- _Data for the task_
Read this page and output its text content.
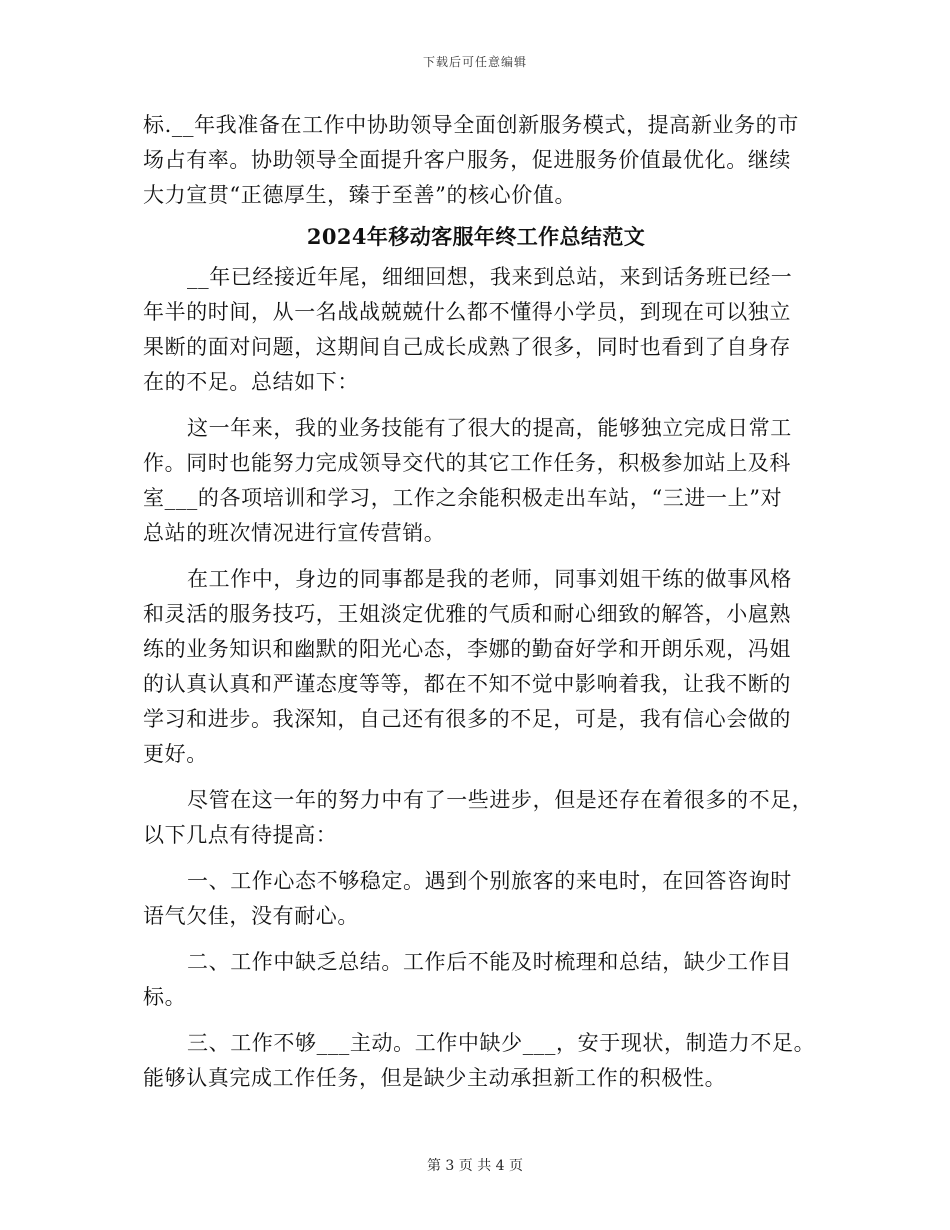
下载后可任意编辑
标.__年我准备在工作中协助领导全面创新服务模式，提高新业务的市
场占有率。协助领导全面提升客户服务，促进服务价值最优化。继续
大力宣贯“正德厚生，臻于至善”的核心价值。
2024年移动客服年终工作总结范文
__年已经接近年尾，细细回想，我来到总站，来到话务班已经一
年半的时间，从一名战战兢兢什么都不懂得小学员，到现在可以独立
果断的面对问题，这期间自己成长成熟了很多，同时也看到了自身存
在的不足。总结如下：
这一年来，我的业务技能有了很大的提高，能够独立完成日常工
作。同时也能努力完成领导交代的其它工作任务，积极参加站上及科
室___的各项培训和学习，工作之余能积极走出车站，“三进一上”对
总站的班次情况进行宣传营销。
在工作中，身边的同事都是我的老师，同事刘姐干练的做事风格
和灵活的服务技巧，王姐淡定优雅的气质和耐心细致的解答，小扈熟
练的业务知识和幽默的阳光心态，李娜的勤奋好学和开朗乐观，冯姐
的认真认真和严谨态度等等，都在不知不觉中影响着我，让我不断的
学习和进步。我深知，自己还有很多的不足，可是，我有信心会做的
更好。
尽管在这一年的努力中有了一些进步，但是还存在着很多的不足，
以下几点有待提高：
一、工作心态不够稳定。遇到个别旅客的来电时，在回答咨询时
语气欠佳，没有耐心。
二、工作中缺乏总结。工作后不能及时梳理和总结，缺少工作目
标。
三、工作不够___主动。工作中缺少___，安于现状，制造力不足。
能够认真完成工作任务，但是缺少主动承担新工作的积极性。
第 3 页 共 4 页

- _Brief_
Extract every line of the data exactly; pictures stay out.

- _Result below_
Read this page and output its text content.
下载后可任意编辑
标.__年我准备在工作中协助领导全面创新服务模式，提高新业务的市
场占有率。协助领导全面提升客户服务，促进服务价值最优化。继续
大力宣贯“正德厚生，臻于至善”的核心价值。
2024年移动客服年终工作总结范文
__年已经接近年尾，细细回想，我来到总站，来到话务班已经一
年半的时间，从一名战战兢兢什么都不懂得小学员，到现在可以独立
果断的面对问题，这期间自己成长成熟了很多，同时也看到了自身存
在的不足。总结如下：
这一年来，我的业务技能有了很大的提高，能够独立完成日常工
作。同时也能努力完成领导交代的其它工作任务，积极参加站上及科
室___的各项培训和学习，工作之余能积极走出车站，“三进一上”对
总站的班次情况进行宣传营销。
在工作中，身边的同事都是我的老师，同事刘姐干练的做事风格
和灵活的服务技巧，王姐淡定优雅的气质和耐心细致的解答，小扈熟
练的业务知识和幽默的阳光心态，李娜的勤奋好学和开朗乐观，冯姐
的认真认真和严谨态度等等，都在不知不觉中影响着我，让我不断的
学习和进步。我深知，自己还有很多的不足，可是，我有信心会做的
更好。
尽管在这一年的努力中有了一些进步，但是还存在着很多的不足，
以下几点有待提高：
一、工作心态不够稳定。遇到个别旅客的来电时，在回答咨询时
语气欠佳，没有耐心。
二、工作中缺乏总结。工作后不能及时梳理和总结，缺少工作目
标。
三、工作不够___主动。工作中缺少___，安于现状，制造力不足。
能够认真完成工作任务，但是缺少主动承担新工作的积极性。
第 3 页 共 4 页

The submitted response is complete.